## Data lines

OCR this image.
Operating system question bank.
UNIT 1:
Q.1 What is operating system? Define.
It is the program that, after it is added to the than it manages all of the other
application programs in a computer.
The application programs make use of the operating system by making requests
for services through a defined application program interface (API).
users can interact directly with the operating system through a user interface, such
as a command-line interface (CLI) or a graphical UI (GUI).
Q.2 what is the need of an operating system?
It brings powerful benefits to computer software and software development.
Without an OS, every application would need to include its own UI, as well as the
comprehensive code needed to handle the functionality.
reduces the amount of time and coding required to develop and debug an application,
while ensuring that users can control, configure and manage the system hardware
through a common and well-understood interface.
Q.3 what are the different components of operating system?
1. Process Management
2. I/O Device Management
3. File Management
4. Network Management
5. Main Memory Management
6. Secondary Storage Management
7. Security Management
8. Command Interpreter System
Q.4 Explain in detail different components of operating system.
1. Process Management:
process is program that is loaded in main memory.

## Goal of the exercise
Write out every entry exactly as given.

## Output of the task
OCR this image.
Operating system question bank.
UNIT 1:
Q.1 What is operating system? Define.
It is the program that, after it is added to the than it manages all of the other
application programs in a computer.
The application programs make use of the operating system by making requests
for services through a defined application program interface (API).
users can interact directly with the operating system through a user interface, such
as a command-line interface (CLI) or a graphical UI (GUI).
Q.2 what is the need of an operating system?
It brings powerful benefits to computer software and software development.
Without an OS, every application would need to include its own UI, as well as the
comprehensive code needed to handle the functionality.
reduces the amount of time and coding required to develop and debug an application,
while ensuring that users can control, configure and manage the system hardware
through a common and well-understood interface.
Q.3 what are the different components of operating system?
1. Process Management
2. I/O Device Management
3. File Management
4. Network Management
5. Main Memory Management
6. Secondary Storage Management
7. Security Management
8. Command Interpreter System
Q.4 Explain in detail different components of operating system.
1. Process Management:
process is program that is loaded in main memory.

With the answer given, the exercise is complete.